▸ Written request: Every line of the records below should be restated exactly.

[Figure collection entries]
—————

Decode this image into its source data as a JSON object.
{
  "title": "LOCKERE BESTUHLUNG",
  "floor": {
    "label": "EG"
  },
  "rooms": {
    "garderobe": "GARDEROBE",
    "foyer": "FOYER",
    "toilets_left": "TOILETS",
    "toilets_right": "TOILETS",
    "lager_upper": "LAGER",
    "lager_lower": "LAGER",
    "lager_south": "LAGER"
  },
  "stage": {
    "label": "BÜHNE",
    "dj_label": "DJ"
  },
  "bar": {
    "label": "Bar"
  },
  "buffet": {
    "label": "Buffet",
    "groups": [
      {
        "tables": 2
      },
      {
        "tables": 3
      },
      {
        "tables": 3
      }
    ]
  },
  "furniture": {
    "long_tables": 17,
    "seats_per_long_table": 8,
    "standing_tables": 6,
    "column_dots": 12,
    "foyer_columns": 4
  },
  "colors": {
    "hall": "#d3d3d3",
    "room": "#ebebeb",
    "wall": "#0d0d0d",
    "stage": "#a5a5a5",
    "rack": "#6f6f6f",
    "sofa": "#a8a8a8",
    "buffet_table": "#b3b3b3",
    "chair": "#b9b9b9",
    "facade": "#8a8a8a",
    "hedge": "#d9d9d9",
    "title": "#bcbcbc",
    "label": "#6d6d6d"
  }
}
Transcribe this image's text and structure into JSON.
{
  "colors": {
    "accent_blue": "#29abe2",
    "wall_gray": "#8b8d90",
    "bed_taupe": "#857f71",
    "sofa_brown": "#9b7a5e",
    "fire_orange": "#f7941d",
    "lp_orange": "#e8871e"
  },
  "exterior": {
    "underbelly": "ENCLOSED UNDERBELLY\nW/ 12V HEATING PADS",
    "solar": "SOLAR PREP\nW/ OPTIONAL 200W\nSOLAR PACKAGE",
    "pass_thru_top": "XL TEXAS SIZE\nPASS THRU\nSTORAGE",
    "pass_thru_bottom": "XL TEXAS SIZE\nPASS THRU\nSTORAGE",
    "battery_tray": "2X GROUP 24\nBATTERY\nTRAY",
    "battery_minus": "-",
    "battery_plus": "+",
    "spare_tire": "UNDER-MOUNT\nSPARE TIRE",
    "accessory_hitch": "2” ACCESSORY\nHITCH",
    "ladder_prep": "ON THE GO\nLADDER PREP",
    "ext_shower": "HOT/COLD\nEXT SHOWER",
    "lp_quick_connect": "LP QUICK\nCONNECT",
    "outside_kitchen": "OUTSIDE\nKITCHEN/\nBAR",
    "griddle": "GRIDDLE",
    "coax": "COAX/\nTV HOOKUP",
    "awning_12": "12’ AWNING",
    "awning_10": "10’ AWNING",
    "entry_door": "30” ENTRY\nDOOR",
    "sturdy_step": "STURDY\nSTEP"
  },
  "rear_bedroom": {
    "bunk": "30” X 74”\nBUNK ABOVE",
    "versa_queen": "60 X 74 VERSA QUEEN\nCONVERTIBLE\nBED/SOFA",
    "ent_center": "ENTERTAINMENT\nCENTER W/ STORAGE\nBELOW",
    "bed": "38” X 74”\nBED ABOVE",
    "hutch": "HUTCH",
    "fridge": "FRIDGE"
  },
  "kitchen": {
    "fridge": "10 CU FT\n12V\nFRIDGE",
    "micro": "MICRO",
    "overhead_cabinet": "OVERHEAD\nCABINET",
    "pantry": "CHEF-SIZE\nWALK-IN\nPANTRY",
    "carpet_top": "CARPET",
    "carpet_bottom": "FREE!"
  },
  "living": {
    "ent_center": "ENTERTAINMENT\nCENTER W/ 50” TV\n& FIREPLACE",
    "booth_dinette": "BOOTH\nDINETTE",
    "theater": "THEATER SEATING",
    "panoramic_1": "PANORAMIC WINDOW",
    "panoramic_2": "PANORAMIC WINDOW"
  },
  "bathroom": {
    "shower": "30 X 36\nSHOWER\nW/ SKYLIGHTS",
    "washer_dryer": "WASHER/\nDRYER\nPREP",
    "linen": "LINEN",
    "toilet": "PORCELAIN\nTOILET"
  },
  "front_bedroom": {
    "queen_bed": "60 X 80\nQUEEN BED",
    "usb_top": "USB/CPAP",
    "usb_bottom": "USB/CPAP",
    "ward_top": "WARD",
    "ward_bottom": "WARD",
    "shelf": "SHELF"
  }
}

—————

▸ Result of the exercise:
Decode this image into its source data as a JSON object.
{
  "title": "LOCKERE BESTUHLUNG",
  "floor": {
    "label": "EG"
  },
  "rooms": {
    "garderobe": "GARDEROBE",
    "foyer": "FOYER",
    "toilets_left": "TOILETS",
    "toilets_right": "TOILETS",
    "lager_upper": "LAGER",
    "lager_lower": "LAGER",
    "lager_south": "LAGER"
  },
  "stage": {
    "label": "BÜHNE",
    "dj_label": "DJ"
  },
  "bar": {
    "label": "Bar"
  },
  "buffet": {
    "label": "Buffet",
    "groups": [
      {
        "tables": 2
      },
      {
        "tables": 3
      },
      {
        "tables": 3
      }
    ]
  },
  "furniture": {
    "long_tables": 17,
    "seats_per_long_table": 8,
    "standing_tables": 6,
    "column_dots": 12,
    "foyer_columns": 4
  },
  "colors": {
    "hall": "#d3d3d3",
    "room": "#ebebeb",
    "wall": "#0d0d0d",
    "stage": "#a5a5a5",
    "rack": "#6f6f6f",
    "sofa": "#a8a8a8",
    "buffet_table": "#b3b3b3",
    "chair": "#b9b9b9",
    "facade": "#8a8a8a",
    "hedge": "#d9d9d9",
    "title": "#bcbcbc",
    "label": "#6d6d6d"
  }
}
Transcribe this image's text and structure into JSON.
{
  "colors": {
    "accent_blue": "#29abe2",
    "wall_gray": "#8b8d90",
    "bed_taupe": "#857f71",
    "sofa_brown": "#9b7a5e",
    "fire_orange": "#f7941d",
    "lp_orange": "#e8871e"
  },
  "exterior": {
    "underbelly": "ENCLOSED UNDERBELLY\nW/ 12V HEATING PADS",
    "solar": "SOLAR PREP\nW/ OPTIONAL 200W\nSOLAR PACKAGE",
    "pass_thru_top": "XL TEXAS SIZE\nPASS THRU\nSTORAGE",
    "pass_thru_bottom": "XL TEXAS SIZE\nPASS THRU\nSTORAGE",
    "battery_tray": "2X GROUP 24\nBATTERY\nTRAY",
    "battery_minus": "-",
    "battery_plus": "+",
    "spare_tire": "UNDER-MOUNT\nSPARE TIRE",
    "accessory_hitch": "2” ACCESSORY\nHITCH",
    "ladder_prep": "ON THE GO\nLADDER PREP",
    "ext_shower": "HOT/COLD\nEXT SHOWER",
    "lp_quick_connect": "LP QUICK\nCONNECT",
    "outside_kitchen": "OUTSIDE\nKITCHEN/\nBAR",
    "griddle": "GRIDDLE",
    "coax": "COAX/\nTV HOOKUP",
    "awning_12": "12’ AWNING",
    "awning_10": "10’ AWNING",
    "entry_door": "30” ENTRY\nDOOR",
    "sturdy_step": "STURDY\nSTEP"
  },
  "rear_bedroom": {
    "bunk": "30” X 74”\nBUNK ABOVE",
    "versa_queen": "60 X 74 VERSA QUEEN\nCONVERTIBLE\nBED/SOFA",
    "ent_center": "ENTERTAINMENT\nCENTER W/ STORAGE\nBELOW",
    "bed": "38” X 74”\nBED ABOVE",
    "hutch": "HUTCH",
    "fridge": "FRIDGE"
  },
  "kitchen": {
    "fridge": "10 CU FT\n12V\nFRIDGE",
    "micro": "MICRO",
    "overhead_cabinet": "OVERHEAD\nCABINET",
    "pantry": "CHEF-SIZE\nWALK-IN\nPANTRY",
    "carpet_top": "CARPET",
    "carpet_bottom": "FREE!"
  },
  "living": {
    "ent_center": "ENTERTAINMENT\nCENTER W/ 50” TV\n& FIREPLACE",
    "booth_dinette": "BOOTH\nDINETTE",
    "theater": "THEATER SEATING",
    "panoramic_1": "PANORAMIC WINDOW",
    "panoramic_2": "PANORAMIC WINDOW"
  },
  "bathroom": {
    "shower": "30 X 36\nSHOWER\nW/ SKYLIGHTS",
    "washer_dryer": "WASHER/\nDRYER\nPREP",
    "linen": "LINEN",
    "toilet": "PORCELAIN\nTOILET"
  },
  "front_bedroom": {
    "queen_bed": "60 X 80\nQUEEN BED",
    "usb_top": "USB/CPAP",
    "usb_bottom": "USB/CPAP",
    "ward_top": "WARD",
    "ward_bottom": "WARD",
    "shelf": "SHELF"
  }
}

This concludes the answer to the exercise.